▸ Items
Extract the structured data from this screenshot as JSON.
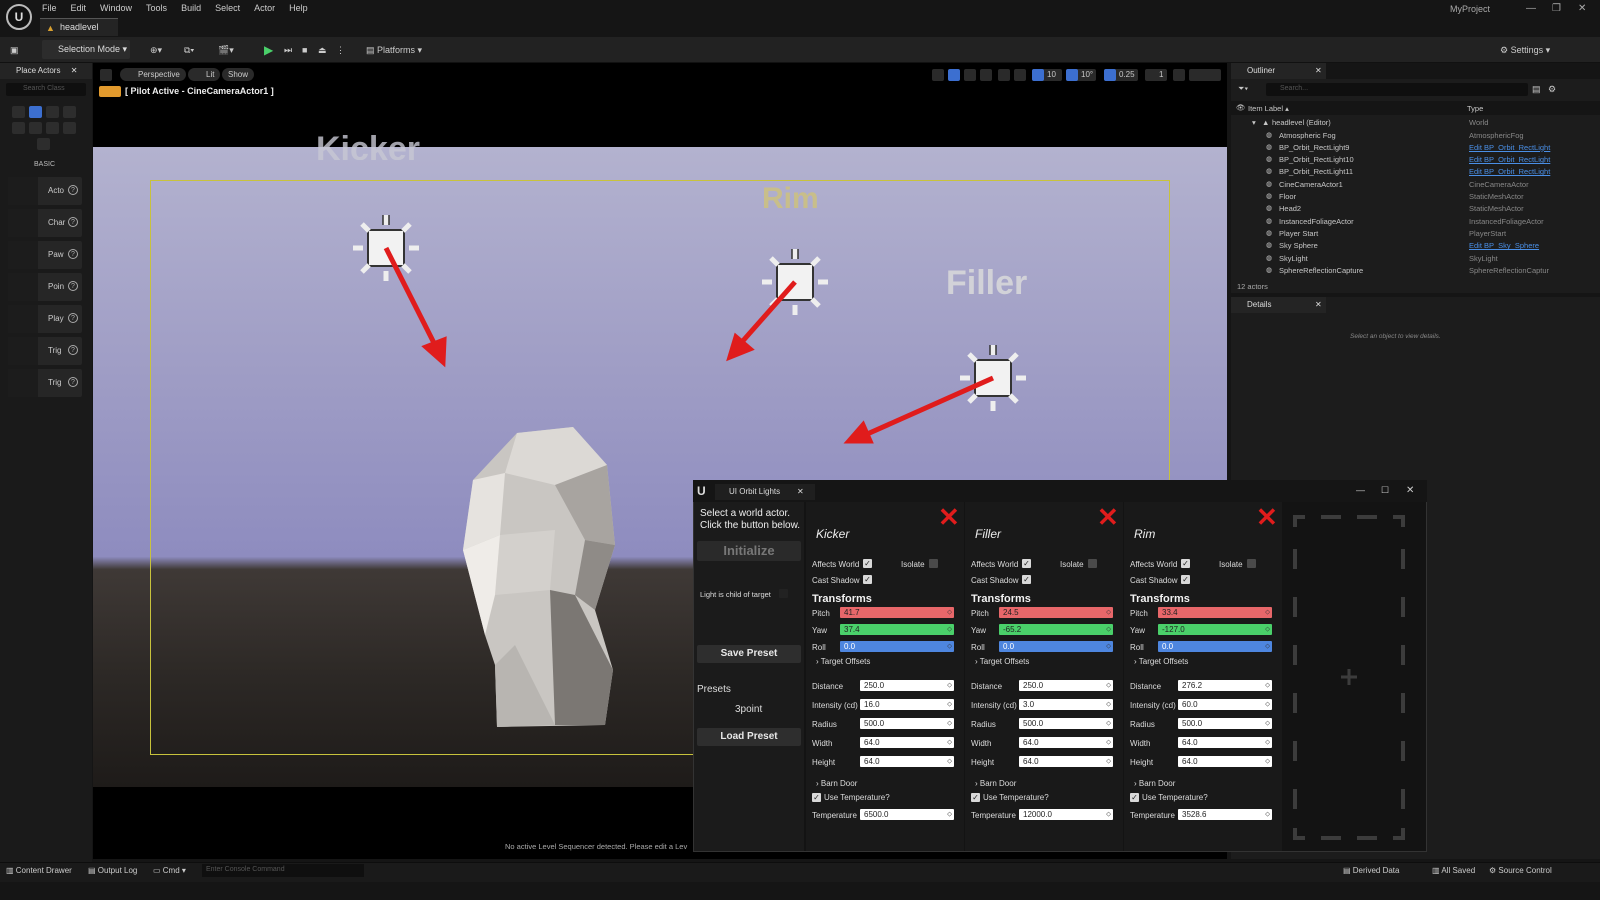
{
  "menu": {
    "items": [
      "File",
      "Edit",
      "Window",
      "Tools",
      "Build",
      "Select",
      "Actor",
      "Help"
    ],
    "project": "MyProject"
  },
  "level_tab": "headlevel",
  "toolbar": {
    "selection_mode": "Selection Mode",
    "platforms": "Platforms",
    "settings": "Settings"
  },
  "place_actors": {
    "title": "Place Actors",
    "search_placeholder": "Search Class",
    "section": "BASIC",
    "items": [
      "Acto",
      "Char",
      "Paw",
      "Poin",
      "Play",
      "Trig",
      "Trig"
    ]
  },
  "viewport": {
    "perspective": "Perspective",
    "lit": "Lit",
    "show": "Show",
    "pilot": "[ Pilot Active - CineCameraActor1 ]",
    "grid": "10",
    "angle": "10°",
    "scale": "0.25",
    "cam_speed": "1",
    "labels": {
      "kicker": "Kicker",
      "rim": "Rim",
      "filler": "Filler"
    },
    "sequencer_msg": "No active Level Sequencer detected. Please edit a Lev"
  },
  "outliner": {
    "title": "Outliner",
    "search_placeholder": "Search...",
    "col_label": "Item Label",
    "col_type": "Type",
    "root": {
      "label": "headlevel (Editor)",
      "type": "World"
    },
    "rows": [
      {
        "label": "Atmospheric Fog",
        "type": "AtmosphericFog",
        "link": false
      },
      {
        "label": "BP_Orbit_RectLight9",
        "type": "Edit BP_Orbit_RectLight",
        "link": true
      },
      {
        "label": "BP_Orbit_RectLight10",
        "type": "Edit BP_Orbit_RectLight",
        "link": true
      },
      {
        "label": "BP_Orbit_RectLight11",
        "type": "Edit BP_Orbit_RectLight",
        "link": true
      },
      {
        "label": "CineCameraActor1",
        "type": "CineCameraActor",
        "link": false
      },
      {
        "label": "Floor",
        "type": "StaticMeshActor",
        "link": false
      },
      {
        "label": "Head2",
        "type": "StaticMeshActor",
        "link": false
      },
      {
        "label": "InstancedFoliageActor",
        "type": "InstancedFoliageActor",
        "link": false
      },
      {
        "label": "Player Start",
        "type": "PlayerStart",
        "link": false
      },
      {
        "label": "Sky Sphere",
        "type": "Edit BP_Sky_Sphere",
        "link": true
      },
      {
        "label": "SkyLight",
        "type": "SkyLight",
        "link": false
      },
      {
        "label": "SphereReflectionCapture",
        "type": "SphereReflectionCaptur",
        "link": false
      }
    ],
    "count": "12 actors"
  },
  "details": {
    "title": "Details",
    "empty": "Select an object to view details."
  },
  "statusbar": {
    "content_drawer": "Content Drawer",
    "output_log": "Output Log",
    "cmd": "Cmd",
    "console_placeholder": "Enter Console Command",
    "derived": "Derived Data",
    "saved": "All Saved",
    "source": "Source Control"
  },
  "orbit_window": {
    "tab": "UI Orbit Lights",
    "instructions_1": "Select a world actor.",
    "instructions_2": "Click the button below.",
    "initialize": "Initialize",
    "child_label": "Light is child of target",
    "save_preset": "Save Preset",
    "presets_label": "Presets",
    "preset_name": "3point",
    "load_preset": "Load Preset",
    "labels": {
      "affects": "Affects World",
      "isolate": "Isolate",
      "cast": "Cast Shadow",
      "transforms": "Transforms",
      "pitch": "Pitch",
      "yaw": "Yaw",
      "roll": "Roll",
      "offsets": "Target Offsets",
      "distance": "Distance",
      "intensity": "Intensity (cd)",
      "radius": "Radius",
      "width": "Width",
      "height": "Height",
      "barn": "Barn Door",
      "usetemp": "Use Temperature?",
      "temp": "Temperature"
    },
    "lights": [
      {
        "name": "Kicker",
        "pitch": "41.7",
        "yaw": "37.4",
        "roll": "0.0",
        "distance": "250.0",
        "intensity": "16.0",
        "radius": "500.0",
        "width": "64.0",
        "height": "64.0",
        "temperature": "6500.0"
      },
      {
        "name": "Filler",
        "pitch": "24.5",
        "yaw": "-65.2",
        "roll": "0.0",
        "distance": "250.0",
        "intensity": "3.0",
        "radius": "500.0",
        "width": "64.0",
        "height": "64.0",
        "temperature": "12000.0"
      },
      {
        "name": "Rim",
        "pitch": "33.4",
        "yaw": "-127.0",
        "roll": "0.0",
        "distance": "276.2",
        "intensity": "60.0",
        "radius": "500.0",
        "width": "64.0",
        "height": "64.0",
        "temperature": "3528.6"
      }
    ]
  }
}
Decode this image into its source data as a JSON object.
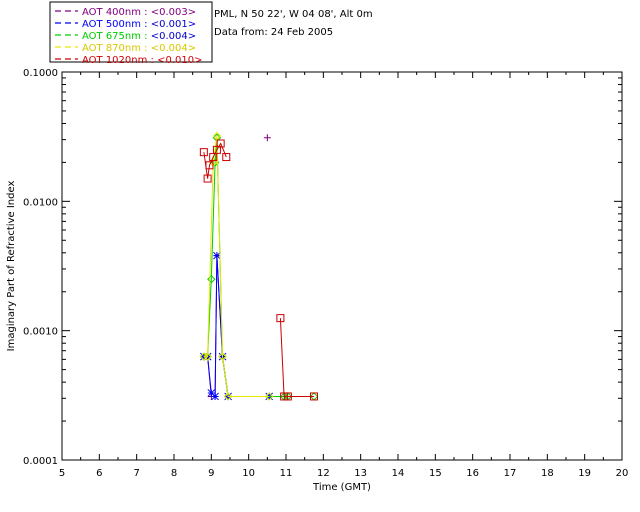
{
  "info": {
    "line1": "PML, N 50 22', W 04 08', Alt 0m",
    "line2": "Data from: 24 Feb 2005"
  },
  "chart_data": {
    "type": "line",
    "title": "",
    "xlabel": "Time (GMT)",
    "ylabel": "Imaginary Part of Refractive Index",
    "xlim": [
      5,
      20
    ],
    "ylim": [
      0.0001,
      0.1
    ],
    "yscale": "log",
    "grid": false,
    "legend_position": "top-left, outside plot",
    "x_ticks": [
      "5",
      "6",
      "7",
      "8",
      "9",
      "10",
      "11",
      "12",
      "13",
      "14",
      "15",
      "16",
      "17",
      "18",
      "19",
      "20"
    ],
    "y_ticks": [
      "0.0001",
      "0.0010",
      "0.0100",
      "0.1000"
    ],
    "series": [
      {
        "name": "AOT  400nm : <0.003>",
        "label_prefix": "AOT  400nm : ",
        "label_value": "<0.003>",
        "label_color": "#800080",
        "color": "#800080",
        "marker": "plus",
        "points": [
          [
            8.8,
            0.00063
          ],
          [
            8.9,
            0.00063
          ],
          [
            9.0,
            0.00031
          ],
          [
            9.1,
            0.00031
          ],
          [
            9.15,
            0.0038
          ],
          [
            9.3,
            0.00063
          ],
          [
            9.45,
            0.00031
          ],
          [
            10.5,
            0.031
          ],
          [
            10.55,
            0.00031
          ]
        ]
      },
      {
        "name": "AOT  500nm : <0.001>",
        "label_prefix": "AOT  500nm : ",
        "label_value": "<0.001>",
        "label_color": "#0000cc",
        "color": "#0000ff",
        "marker": "asterisk",
        "points": [
          [
            8.8,
            0.00063
          ],
          [
            8.9,
            0.00063
          ],
          [
            9.0,
            0.00033
          ],
          [
            9.1,
            0.00031
          ],
          [
            9.15,
            0.0038
          ],
          [
            9.3,
            0.00063
          ],
          [
            9.45,
            0.00031
          ],
          [
            10.55,
            0.00031
          ]
        ]
      },
      {
        "name": "AOT  675nm : <0.004>",
        "label_prefix": "AOT  675nm : ",
        "label_value": "<0.004>",
        "label_color": "#0000cc",
        "color": "#00cc00",
        "marker": "diamond",
        "points": [
          [
            8.8,
            0.00063
          ],
          [
            8.9,
            0.00063
          ],
          [
            9.0,
            0.0025
          ],
          [
            9.1,
            0.02
          ],
          [
            9.15,
            0.031
          ],
          [
            9.3,
            0.00063
          ],
          [
            9.45,
            0.00031
          ],
          [
            10.55,
            0.00031
          ],
          [
            10.95,
            0.00031
          ],
          [
            11.05,
            0.00031
          ],
          [
            11.75,
            0.00031
          ]
        ]
      },
      {
        "name": "AOT  870nm : <0.004>",
        "label_prefix": "AOT  870nm : ",
        "label_value": "<0.004>",
        "label_color": "#d8c800",
        "color": "#e6e600",
        "marker": "diamond",
        "points": [
          [
            8.8,
            0.00063
          ],
          [
            8.9,
            0.00063
          ],
          [
            9.05,
            0.02
          ],
          [
            9.15,
            0.032
          ],
          [
            9.3,
            0.00063
          ],
          [
            9.45,
            0.00031
          ],
          [
            10.55,
            0.00031
          ]
        ]
      },
      {
        "name": "AOT 1020nm : <0.010>",
        "label_prefix": "AOT 1020nm : ",
        "label_value": "<0.010>",
        "label_color": "#cc0000",
        "color": "#cc0000",
        "marker": "square",
        "points": [
          [
            8.8,
            0.024
          ],
          [
            8.9,
            0.015
          ],
          [
            8.95,
            0.019
          ],
          [
            9.05,
            0.022
          ],
          [
            9.15,
            0.025
          ],
          [
            9.25,
            0.028
          ],
          [
            9.4,
            0.022
          ]
        ],
        "points2": [
          [
            10.85,
            0.00125
          ],
          [
            10.95,
            0.00031
          ],
          [
            11.05,
            0.00031
          ],
          [
            11.75,
            0.00031
          ]
        ]
      }
    ]
  }
}
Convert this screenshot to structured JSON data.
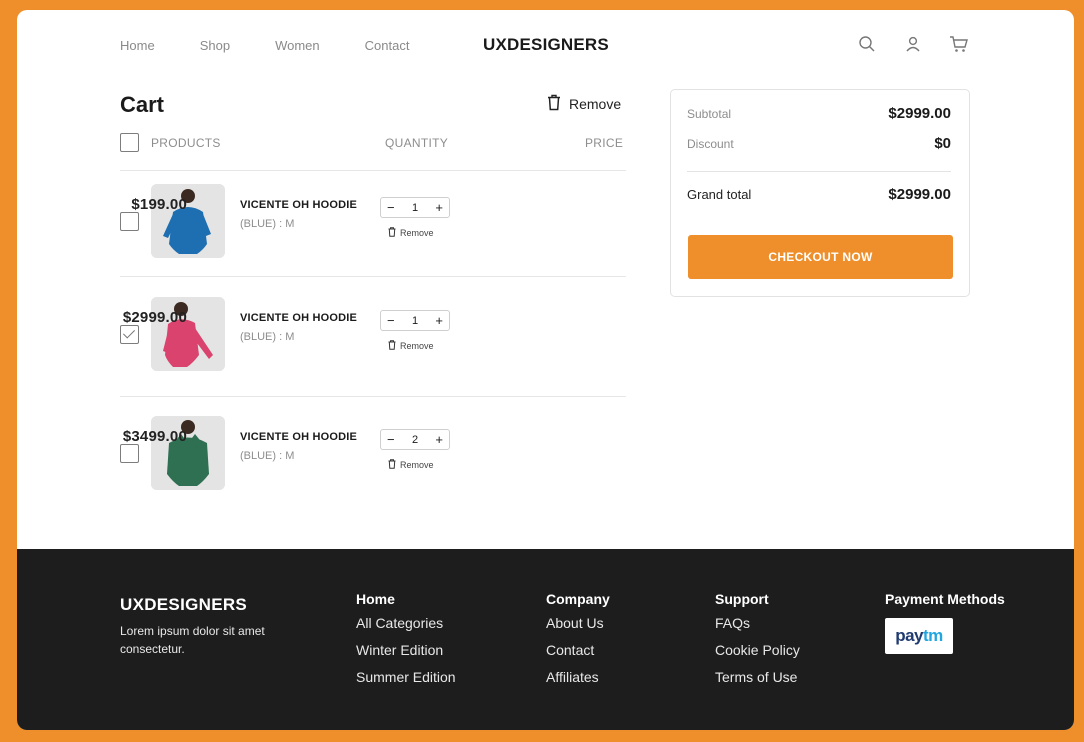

▸ Task
The word "headlevel" may turn up on some lines of these records; say how many, with no other words.

▸ Result for this task
2